Element and region data
--

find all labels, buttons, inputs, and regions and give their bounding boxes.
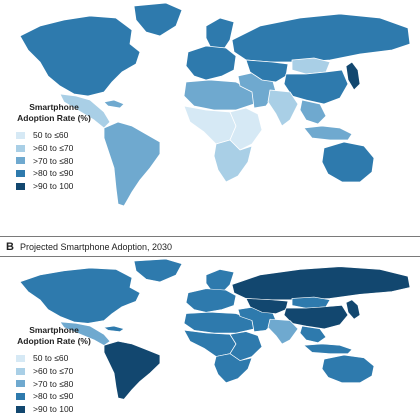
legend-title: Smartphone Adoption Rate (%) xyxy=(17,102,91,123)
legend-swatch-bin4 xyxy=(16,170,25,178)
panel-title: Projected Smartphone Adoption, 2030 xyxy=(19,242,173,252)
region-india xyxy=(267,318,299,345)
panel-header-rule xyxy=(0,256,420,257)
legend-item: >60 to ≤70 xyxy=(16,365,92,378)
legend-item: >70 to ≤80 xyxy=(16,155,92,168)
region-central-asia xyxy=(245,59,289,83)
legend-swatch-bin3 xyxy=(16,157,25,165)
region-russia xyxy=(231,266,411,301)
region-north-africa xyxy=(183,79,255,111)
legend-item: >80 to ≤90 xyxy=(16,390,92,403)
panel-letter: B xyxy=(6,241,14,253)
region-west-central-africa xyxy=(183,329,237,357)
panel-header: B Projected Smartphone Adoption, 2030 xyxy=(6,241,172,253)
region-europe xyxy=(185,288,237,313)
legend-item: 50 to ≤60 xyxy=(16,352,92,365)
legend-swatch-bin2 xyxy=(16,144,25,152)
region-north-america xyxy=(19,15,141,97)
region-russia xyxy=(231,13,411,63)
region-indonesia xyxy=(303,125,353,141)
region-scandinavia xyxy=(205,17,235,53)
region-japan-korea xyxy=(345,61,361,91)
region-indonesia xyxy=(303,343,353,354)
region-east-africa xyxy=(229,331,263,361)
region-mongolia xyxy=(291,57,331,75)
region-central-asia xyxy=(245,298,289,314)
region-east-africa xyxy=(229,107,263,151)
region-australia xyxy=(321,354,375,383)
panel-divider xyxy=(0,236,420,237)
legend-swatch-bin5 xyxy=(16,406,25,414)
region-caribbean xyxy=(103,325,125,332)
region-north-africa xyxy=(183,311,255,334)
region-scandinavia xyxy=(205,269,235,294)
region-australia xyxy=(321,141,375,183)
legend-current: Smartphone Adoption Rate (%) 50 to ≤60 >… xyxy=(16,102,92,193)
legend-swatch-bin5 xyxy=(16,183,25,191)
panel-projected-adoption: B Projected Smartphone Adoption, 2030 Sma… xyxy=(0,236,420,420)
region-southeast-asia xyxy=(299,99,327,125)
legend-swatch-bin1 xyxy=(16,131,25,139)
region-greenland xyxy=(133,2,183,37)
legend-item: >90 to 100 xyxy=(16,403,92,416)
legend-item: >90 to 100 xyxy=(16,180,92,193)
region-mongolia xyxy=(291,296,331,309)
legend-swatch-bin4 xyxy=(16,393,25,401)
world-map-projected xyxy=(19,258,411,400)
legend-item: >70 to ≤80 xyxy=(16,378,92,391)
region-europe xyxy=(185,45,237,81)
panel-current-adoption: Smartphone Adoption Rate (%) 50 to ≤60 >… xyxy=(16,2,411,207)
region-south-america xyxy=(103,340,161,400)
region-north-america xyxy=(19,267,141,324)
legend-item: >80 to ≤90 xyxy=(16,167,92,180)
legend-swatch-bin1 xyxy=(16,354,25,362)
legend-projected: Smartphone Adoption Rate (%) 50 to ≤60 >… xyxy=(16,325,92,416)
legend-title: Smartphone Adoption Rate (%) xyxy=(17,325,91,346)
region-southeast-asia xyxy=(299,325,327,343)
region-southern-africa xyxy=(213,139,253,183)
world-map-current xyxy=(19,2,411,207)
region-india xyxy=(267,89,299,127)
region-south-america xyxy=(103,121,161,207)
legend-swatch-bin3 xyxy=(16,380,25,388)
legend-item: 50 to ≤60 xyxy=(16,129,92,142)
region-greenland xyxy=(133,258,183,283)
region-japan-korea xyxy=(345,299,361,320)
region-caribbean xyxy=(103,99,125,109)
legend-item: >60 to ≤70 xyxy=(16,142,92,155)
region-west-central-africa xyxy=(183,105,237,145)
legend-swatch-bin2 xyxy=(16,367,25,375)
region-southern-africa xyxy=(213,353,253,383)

--

Find each line in the items that includes the string "current" and copy those lines. Matching is case-sensitive.

Expected output:
legend-current: Smartphone Adoption Rate (%) 50 to ≤60 >… xyxy=(16,102,92,193)
panel-current-adoption: Smartphone Adoption Rate (%) 50 to ≤60 >… xyxy=(16,2,411,207)
world-map-current xyxy=(19,2,411,207)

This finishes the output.